Exercice A:
Répondez aux questions suivantes d'après le texte sur la Butte.
(i) Quelle était l'origine de l'homme qui eut l'idée d'acheter un terrain ?
(ii) Entre quelles trois rues cet espace était-il situé ?
(iii) Quel nom porte aujourd'hui l'ancienne rue Sainte-Marie ?

Texte du document:
┏━━

….Le versant est de la Butte était composé en bonne partie de terrains vagues où poussaient les herbes folles et où aimaient jouer les gamins du maquis.
Bien avant le début des travaux titanesques du Sacré-Cœur qui allaient à jamais transformer la campagne en site touristique mondialement connu, un homme avisé, savoyard d'origine, comme la future cloche de la basilique, eut l'idée d'acheter pour quelques sous un terrain….
Un espace idéalement situé entre trois rues : Lamarck, Sainte-Marie et des rosiers.
Deux de ces rues ont changé de nom : la rue des rosiers est devenue, pied de nez à la France catholique, Chevalier de La Barre, et la rue Sainte-Marie est devenue rue Paul Albert.

┗━━

Données fournies:
┏━━

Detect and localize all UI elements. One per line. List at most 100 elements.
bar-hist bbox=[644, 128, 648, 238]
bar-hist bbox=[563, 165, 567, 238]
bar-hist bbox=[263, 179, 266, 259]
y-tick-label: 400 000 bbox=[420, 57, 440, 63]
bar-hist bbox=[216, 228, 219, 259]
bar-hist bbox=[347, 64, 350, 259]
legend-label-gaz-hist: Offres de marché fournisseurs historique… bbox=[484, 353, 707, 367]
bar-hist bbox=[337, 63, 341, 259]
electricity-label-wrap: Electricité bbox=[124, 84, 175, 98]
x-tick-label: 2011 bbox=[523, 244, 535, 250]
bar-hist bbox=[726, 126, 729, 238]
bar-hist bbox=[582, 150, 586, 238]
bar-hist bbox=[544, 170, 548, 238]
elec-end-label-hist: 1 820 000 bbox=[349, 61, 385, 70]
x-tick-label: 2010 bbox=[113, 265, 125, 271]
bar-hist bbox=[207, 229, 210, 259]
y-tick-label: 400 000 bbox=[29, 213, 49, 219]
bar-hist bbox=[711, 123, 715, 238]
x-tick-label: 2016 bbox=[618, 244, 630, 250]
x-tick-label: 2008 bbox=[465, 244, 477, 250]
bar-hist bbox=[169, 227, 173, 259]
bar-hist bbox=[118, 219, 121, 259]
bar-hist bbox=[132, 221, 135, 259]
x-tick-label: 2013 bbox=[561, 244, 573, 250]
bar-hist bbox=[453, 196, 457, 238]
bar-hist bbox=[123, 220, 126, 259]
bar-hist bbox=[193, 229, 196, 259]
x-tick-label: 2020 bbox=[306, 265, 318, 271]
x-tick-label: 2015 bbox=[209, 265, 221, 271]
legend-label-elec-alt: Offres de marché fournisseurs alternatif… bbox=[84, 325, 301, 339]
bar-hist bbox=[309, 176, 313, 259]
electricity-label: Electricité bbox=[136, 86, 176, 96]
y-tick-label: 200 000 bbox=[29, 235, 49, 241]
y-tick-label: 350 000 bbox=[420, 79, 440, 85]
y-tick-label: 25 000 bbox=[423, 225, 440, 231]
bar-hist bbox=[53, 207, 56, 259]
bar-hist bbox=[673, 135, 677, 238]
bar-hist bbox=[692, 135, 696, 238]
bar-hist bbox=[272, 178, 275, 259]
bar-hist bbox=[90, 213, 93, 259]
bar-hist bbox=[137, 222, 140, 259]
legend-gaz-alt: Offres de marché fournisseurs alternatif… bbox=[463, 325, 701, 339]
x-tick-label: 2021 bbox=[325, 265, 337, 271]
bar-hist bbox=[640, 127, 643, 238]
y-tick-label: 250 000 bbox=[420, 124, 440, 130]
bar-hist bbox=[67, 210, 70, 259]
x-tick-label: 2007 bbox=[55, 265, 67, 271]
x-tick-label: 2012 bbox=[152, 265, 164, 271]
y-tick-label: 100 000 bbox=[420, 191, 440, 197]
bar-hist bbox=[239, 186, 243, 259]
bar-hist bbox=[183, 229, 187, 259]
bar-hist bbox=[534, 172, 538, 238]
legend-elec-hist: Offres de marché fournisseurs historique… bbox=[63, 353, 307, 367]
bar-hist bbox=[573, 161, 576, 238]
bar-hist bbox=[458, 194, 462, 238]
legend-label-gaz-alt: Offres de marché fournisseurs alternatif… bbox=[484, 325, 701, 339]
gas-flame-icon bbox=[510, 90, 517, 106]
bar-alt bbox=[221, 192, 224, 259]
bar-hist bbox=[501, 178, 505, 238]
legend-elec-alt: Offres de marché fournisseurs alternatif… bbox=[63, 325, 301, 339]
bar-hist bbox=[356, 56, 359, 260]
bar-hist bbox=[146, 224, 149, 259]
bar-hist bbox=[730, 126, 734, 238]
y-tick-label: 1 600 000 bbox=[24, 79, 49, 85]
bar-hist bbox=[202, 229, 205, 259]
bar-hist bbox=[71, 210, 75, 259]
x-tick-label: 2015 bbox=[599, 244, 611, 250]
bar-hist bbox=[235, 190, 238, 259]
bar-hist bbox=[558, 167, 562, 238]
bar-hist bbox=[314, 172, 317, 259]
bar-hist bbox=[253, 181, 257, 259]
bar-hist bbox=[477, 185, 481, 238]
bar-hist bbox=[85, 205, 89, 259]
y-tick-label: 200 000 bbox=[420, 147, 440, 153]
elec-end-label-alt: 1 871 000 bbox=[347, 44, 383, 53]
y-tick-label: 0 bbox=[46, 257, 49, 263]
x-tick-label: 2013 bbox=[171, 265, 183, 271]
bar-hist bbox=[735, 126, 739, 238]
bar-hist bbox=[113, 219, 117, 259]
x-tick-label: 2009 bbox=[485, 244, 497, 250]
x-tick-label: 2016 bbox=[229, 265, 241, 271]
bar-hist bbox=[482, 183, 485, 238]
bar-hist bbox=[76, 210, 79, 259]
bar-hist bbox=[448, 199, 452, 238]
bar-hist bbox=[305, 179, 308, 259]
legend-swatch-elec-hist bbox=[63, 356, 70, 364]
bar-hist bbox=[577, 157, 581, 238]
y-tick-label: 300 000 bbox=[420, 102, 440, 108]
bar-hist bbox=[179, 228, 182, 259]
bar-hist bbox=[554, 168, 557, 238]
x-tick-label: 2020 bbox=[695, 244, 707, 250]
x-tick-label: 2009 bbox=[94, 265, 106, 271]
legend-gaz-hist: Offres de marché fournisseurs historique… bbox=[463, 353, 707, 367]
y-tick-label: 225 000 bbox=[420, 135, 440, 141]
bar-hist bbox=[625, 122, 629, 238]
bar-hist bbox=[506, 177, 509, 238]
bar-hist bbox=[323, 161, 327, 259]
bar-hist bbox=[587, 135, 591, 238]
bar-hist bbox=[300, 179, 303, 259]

┗━━

Exercice B:
Mettez à jour les enregistrements en commençant au début et en terminant à la ligne contenant "bar-hist bbox=[673, 135, 677, 238]", incluse : remplacez "x-tick-label" par "etiquette-axe-x" sans rien modifier d'autre. Ne fournissez que ces lignes.

Réponse attendue A:
(i) Il était savoyard d'origine.
(ii) Entre les rues Lamarck, Sainte-Marie et des rosiers.
(iii) Rue Paul Albert.

Réponse attendue B:
Detect and localize all UI elements. One per line. List at most 100 elements.
bar-hist bbox=[644, 128, 648, 238]
bar-hist bbox=[563, 165, 567, 238]
bar-hist bbox=[263, 179, 266, 259]
y-tick-label: 400 000 bbox=[420, 57, 440, 63]
bar-hist bbox=[216, 228, 219, 259]
bar-hist bbox=[347, 64, 350, 259]
legend-label-gaz-hist: Offres de marché fournisseurs historique… bbox=[484, 353, 707, 367]
bar-hist bbox=[337, 63, 341, 259]
electricity-label-wrap: Electricité bbox=[124, 84, 175, 98]
etiquette-axe-x: 2011 bbox=[523, 244, 535, 250]
bar-hist bbox=[726, 126, 729, 238]
bar-hist bbox=[582, 150, 586, 238]
bar-hist bbox=[544, 170, 548, 238]
elec-end-label-hist: 1 820 000 bbox=[349, 61, 385, 70]
etiquette-axe-x: 2010 bbox=[113, 265, 125, 271]
bar-hist bbox=[207, 229, 210, 259]
y-tick-label: 400 000 bbox=[29, 213, 49, 219]
bar-hist bbox=[711, 123, 715, 238]
etiquette-axe-x: 2016 bbox=[618, 244, 630, 250]
etiquette-axe-x: 2008 bbox=[465, 244, 477, 250]
bar-hist bbox=[169, 227, 173, 259]
bar-hist bbox=[118, 219, 121, 259]
bar-hist bbox=[132, 221, 135, 259]
etiquette-axe-x: 2013 bbox=[561, 244, 573, 250]
bar-hist bbox=[453, 196, 457, 238]
bar-hist bbox=[123, 220, 126, 259]
bar-hist bbox=[193, 229, 196, 259]
etiquette-axe-x: 2020 bbox=[306, 265, 318, 271]
etiquette-axe-x: 2015 bbox=[209, 265, 221, 271]
legend-label-elec-alt: Offres de marché fournisseurs alternatif… bbox=[84, 325, 301, 339]
bar-hist bbox=[309, 176, 313, 259]
electricity-label: Electricité bbox=[136, 86, 176, 96]
y-tick-label: 200 000 bbox=[29, 235, 49, 241]
y-tick-label: 350 000 bbox=[420, 79, 440, 85]
y-tick-label: 25 000 bbox=[423, 225, 440, 231]
bar-hist bbox=[53, 207, 56, 259]
bar-hist bbox=[673, 135, 677, 238]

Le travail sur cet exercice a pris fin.